WRITTEN INSTRUCTION ::
Exactly reproduce the entries, dropping any pictures from your copy.

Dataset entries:
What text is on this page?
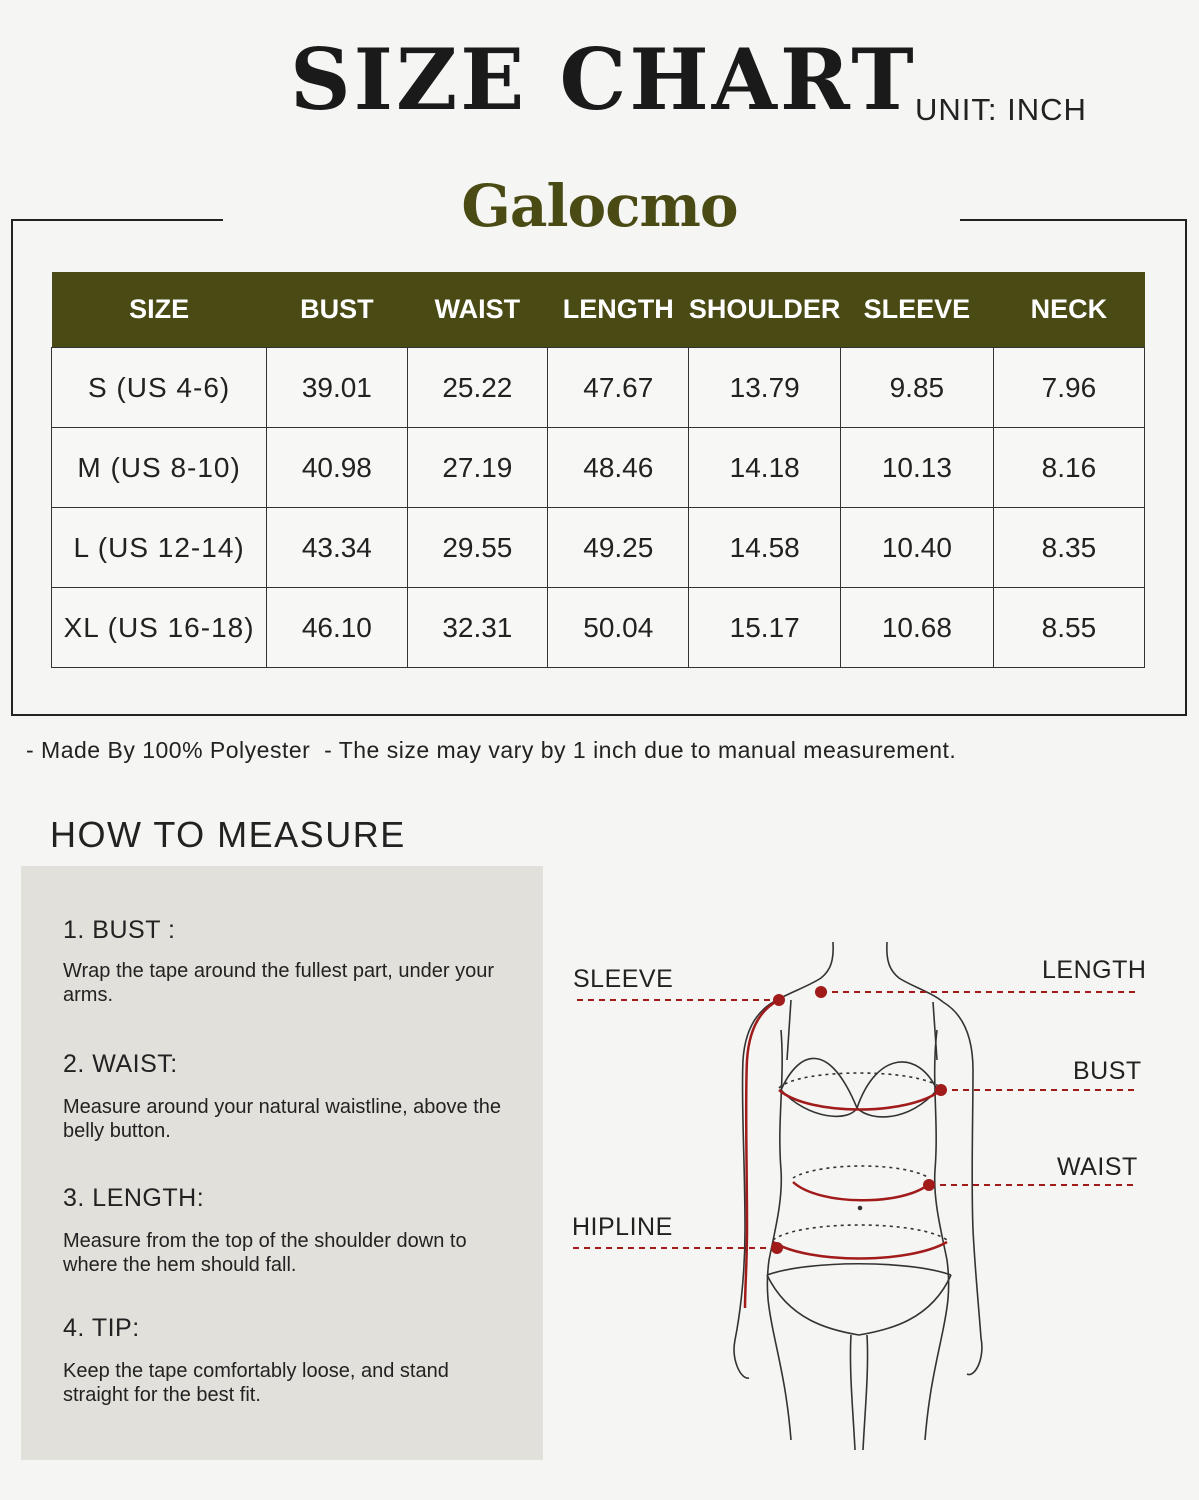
SIZE CHART
UNIT: INCH
Galocmo
SIZE	BUST	WAIST	LENGTH	SHOULDER	SLEEVE	NECK
S (US 4-6)	39.01	25.22	47.67	13.79	9.85	7.96
M (US 8-10)	40.98	27.19	48.46	14.18	10.13	8.16
L (US 12-14)	43.34	29.55	49.25	14.58	10.40	8.35
XL (US 16-18)	46.10	32.31	50.04	15.17	10.68	8.55
- Made By 100% Polyester  - The size may vary by 1 inch due to manual measurement.
HOW TO MEASURE
1. BUST :
Wrap the tape around the fullest part, under your arms.
2. WAIST:
Measure around your natural waistline, above the belly button.
3. LENGTH:
Measure from the top of the shoulder down to where the hem should fall.
4. TIP:
Keep the tape comfortably loose, and stand straight for the best fit.
SLEEVE	LENGTH
BUST
WAIST
HIPLINE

REPLY TO THE EXERCISE ::
What text is on this page?
SIZE CHART
UNIT: INCH
Galocmo
SIZE	BUST	WAIST	LENGTH	SHOULDER	SLEEVE	NECK
S (US 4-6)	39.01	25.22	47.67	13.79	9.85	7.96
M (US 8-10)	40.98	27.19	48.46	14.18	10.13	8.16
L (US 12-14)	43.34	29.55	49.25	14.58	10.40	8.35
XL (US 16-18)	46.10	32.31	50.04	15.17	10.68	8.55
- Made By 100% Polyester  - The size may vary by 1 inch due to manual measurement.
HOW TO MEASURE
1. BUST :
Wrap the tape around the fullest part, under your arms.
2. WAIST:
Measure around your natural waistline, above the belly button.
3. LENGTH:
Measure from the top of the shoulder down to where the hem should fall.
4. TIP:
Keep the tape comfortably loose, and stand straight for the best fit.
SLEEVE	LENGTH
BUST
WAIST
HIPLINE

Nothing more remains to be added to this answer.